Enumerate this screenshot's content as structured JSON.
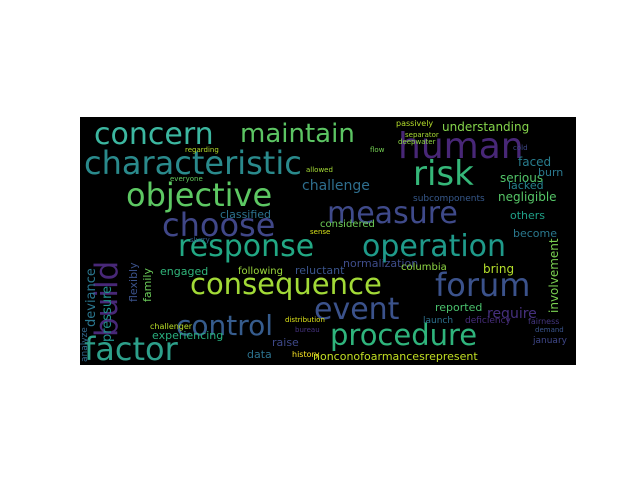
{
  "wordcloud": {
    "background": "#000000",
    "words": [
      {
        "text": "concern",
        "color": "#3cb7a0"
      },
      {
        "text": "maintain",
        "color": "#5cc563"
      },
      {
        "text": "human",
        "color": "#482777"
      },
      {
        "text": "characteristic",
        "color": "#2a8a8c"
      },
      {
        "text": "risk",
        "color": "#35b779"
      },
      {
        "text": "objective",
        "color": "#5dc863"
      },
      {
        "text": "measure",
        "color": "#3f4a8a"
      },
      {
        "text": "choose",
        "color": "#404788"
      },
      {
        "text": "response",
        "color": "#22a884"
      },
      {
        "text": "operation",
        "color": "#1f9a8a"
      },
      {
        "text": "consequence",
        "color": "#a2da37"
      },
      {
        "text": "forum",
        "color": "#3b528b"
      },
      {
        "text": "event",
        "color": "#3b528b"
      },
      {
        "text": "control",
        "color": "#365c8d"
      },
      {
        "text": "procedure",
        "color": "#2fb47c"
      },
      {
        "text": "factor",
        "color": "#2d9f8a"
      },
      {
        "text": "build",
        "color": "#482878"
      },
      {
        "text": "challenge",
        "color": "#2e6e8e"
      },
      {
        "text": "understanding",
        "color": "#84d44b"
      },
      {
        "text": "normalization",
        "color": "#3e4c8a"
      },
      {
        "text": "classified",
        "color": "#2c728e"
      },
      {
        "text": "involvement",
        "color": "#7ad151"
      },
      {
        "text": "require",
        "color": "#46307e"
      },
      {
        "text": "reluctant",
        "color": "#3a548c"
      },
      {
        "text": "nonconofoarmancesrepresent",
        "color": "#c2df23"
      },
      {
        "text": "experiencing",
        "color": "#29af7f"
      },
      {
        "text": "engaged",
        "color": "#31b57b"
      },
      {
        "text": "deviance",
        "color": "#2a768e"
      },
      {
        "text": "pressure",
        "color": "#21918c"
      },
      {
        "text": "flexibly",
        "color": "#3b528b"
      },
      {
        "text": "family",
        "color": "#6ccd5a"
      },
      {
        "text": "data",
        "color": "#2c728e"
      },
      {
        "text": "raise",
        "color": "#3e4989"
      },
      {
        "text": "bring",
        "color": "#b5de2b"
      },
      {
        "text": "columbia",
        "color": "#8fd744"
      },
      {
        "text": "following",
        "color": "#9bd93c"
      },
      {
        "text": "reported",
        "color": "#4ac16d"
      },
      {
        "text": "launch",
        "color": "#2d708e"
      },
      {
        "text": "deficiency",
        "color": "#472d7b"
      },
      {
        "text": "serious",
        "color": "#52c569"
      },
      {
        "text": "become",
        "color": "#2a788e"
      },
      {
        "text": "negligible",
        "color": "#56c667"
      },
      {
        "text": "others",
        "color": "#1fa088"
      },
      {
        "text": "faced",
        "color": "#287d8e"
      },
      {
        "text": "burn",
        "color": "#2a788e"
      },
      {
        "text": "lacked",
        "color": "#25838e"
      },
      {
        "text": "considered",
        "color": "#6ece58"
      },
      {
        "text": "subcomponents",
        "color": "#37598c"
      },
      {
        "text": "history",
        "color": "#fde725"
      },
      {
        "text": "challenger",
        "color": "#b8de29"
      },
      {
        "text": "january",
        "color": "#3f4788"
      },
      {
        "text": "passively",
        "color": "#b5de2b"
      },
      {
        "text": "separator",
        "color": "#a8db34"
      },
      {
        "text": "deepwater",
        "color": "#8fd744"
      },
      {
        "text": "flow",
        "color": "#75d054"
      },
      {
        "text": "sense",
        "color": "#d8e219"
      },
      {
        "text": "everyone",
        "color": "#63cb5f"
      },
      {
        "text": "regarding",
        "color": "#b5de2b"
      },
      {
        "text": "slurry",
        "color": "#35608d"
      },
      {
        "text": "demand",
        "color": "#3a548c"
      },
      {
        "text": "fairness",
        "color": "#453781"
      },
      {
        "text": "distribution",
        "color": "#dde318"
      },
      {
        "text": "bureau",
        "color": "#46337f"
      },
      {
        "text": "analyze",
        "color": "#31688e"
      },
      {
        "text": "allowed",
        "color": "#a5db36"
      },
      {
        "text": "cold",
        "color": "#3f4889"
      }
    ]
  }
}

— The request —
All records must be output exactly as they are, except for the pictures, which are left out.

— Response to this exercise —
Enumerate this screenshot's content as structured JSON.
{
  "wordcloud": {
    "background": "#000000",
    "words": [
      {
        "text": "concern",
        "color": "#3cb7a0"
      },
      {
        "text": "maintain",
        "color": "#5cc563"
      },
      {
        "text": "human",
        "color": "#482777"
      },
      {
        "text": "characteristic",
        "color": "#2a8a8c"
      },
      {
        "text": "risk",
        "color": "#35b779"
      },
      {
        "text": "objective",
        "color": "#5dc863"
      },
      {
        "text": "measure",
        "color": "#3f4a8a"
      },
      {
        "text": "choose",
        "color": "#404788"
      },
      {
        "text": "response",
        "color": "#22a884"
      },
      {
        "text": "operation",
        "color": "#1f9a8a"
      },
      {
        "text": "consequence",
        "color": "#a2da37"
      },
      {
        "text": "forum",
        "color": "#3b528b"
      },
      {
        "text": "event",
        "color": "#3b528b"
      },
      {
        "text": "control",
        "color": "#365c8d"
      },
      {
        "text": "procedure",
        "color": "#2fb47c"
      },
      {
        "text": "factor",
        "color": "#2d9f8a"
      },
      {
        "text": "build",
        "color": "#482878"
      },
      {
        "text": "challenge",
        "color": "#2e6e8e"
      },
      {
        "text": "understanding",
        "color": "#84d44b"
      },
      {
        "text": "normalization",
        "color": "#3e4c8a"
      },
      {
        "text": "classified",
        "color": "#2c728e"
      },
      {
        "text": "involvement",
        "color": "#7ad151"
      },
      {
        "text": "require",
        "color": "#46307e"
      },
      {
        "text": "reluctant",
        "color": "#3a548c"
      },
      {
        "text": "nonconofoarmancesrepresent",
        "color": "#c2df23"
      },
      {
        "text": "experiencing",
        "color": "#29af7f"
      },
      {
        "text": "engaged",
        "color": "#31b57b"
      },
      {
        "text": "deviance",
        "color": "#2a768e"
      },
      {
        "text": "pressure",
        "color": "#21918c"
      },
      {
        "text": "flexibly",
        "color": "#3b528b"
      },
      {
        "text": "family",
        "color": "#6ccd5a"
      },
      {
        "text": "data",
        "color": "#2c728e"
      },
      {
        "text": "raise",
        "color": "#3e4989"
      },
      {
        "text": "bring",
        "color": "#b5de2b"
      },
      {
        "text": "columbia",
        "color": "#8fd744"
      },
      {
        "text": "following",
        "color": "#9bd93c"
      },
      {
        "text": "reported",
        "color": "#4ac16d"
      },
      {
        "text": "launch",
        "color": "#2d708e"
      },
      {
        "text": "deficiency",
        "color": "#472d7b"
      },
      {
        "text": "serious",
        "color": "#52c569"
      },
      {
        "text": "become",
        "color": "#2a788e"
      },
      {
        "text": "negligible",
        "color": "#56c667"
      },
      {
        "text": "others",
        "color": "#1fa088"
      },
      {
        "text": "faced",
        "color": "#287d8e"
      },
      {
        "text": "burn",
        "color": "#2a788e"
      },
      {
        "text": "lacked",
        "color": "#25838e"
      },
      {
        "text": "considered",
        "color": "#6ece58"
      },
      {
        "text": "subcomponents",
        "color": "#37598c"
      },
      {
        "text": "history",
        "color": "#fde725"
      },
      {
        "text": "challenger",
        "color": "#b8de29"
      },
      {
        "text": "january",
        "color": "#3f4788"
      },
      {
        "text": "passively",
        "color": "#b5de2b"
      },
      {
        "text": "separator",
        "color": "#a8db34"
      },
      {
        "text": "deepwater",
        "color": "#8fd744"
      },
      {
        "text": "flow",
        "color": "#75d054"
      },
      {
        "text": "sense",
        "color": "#d8e219"
      },
      {
        "text": "everyone",
        "color": "#63cb5f"
      },
      {
        "text": "regarding",
        "color": "#b5de2b"
      },
      {
        "text": "slurry",
        "color": "#35608d"
      },
      {
        "text": "demand",
        "color": "#3a548c"
      },
      {
        "text": "fairness",
        "color": "#453781"
      },
      {
        "text": "distribution",
        "color": "#dde318"
      },
      {
        "text": "bureau",
        "color": "#46337f"
      },
      {
        "text": "analyze",
        "color": "#31688e"
      },
      {
        "text": "allowed",
        "color": "#a5db36"
      },
      {
        "text": "cold",
        "color": "#3f4889"
      }
    ]
  }
}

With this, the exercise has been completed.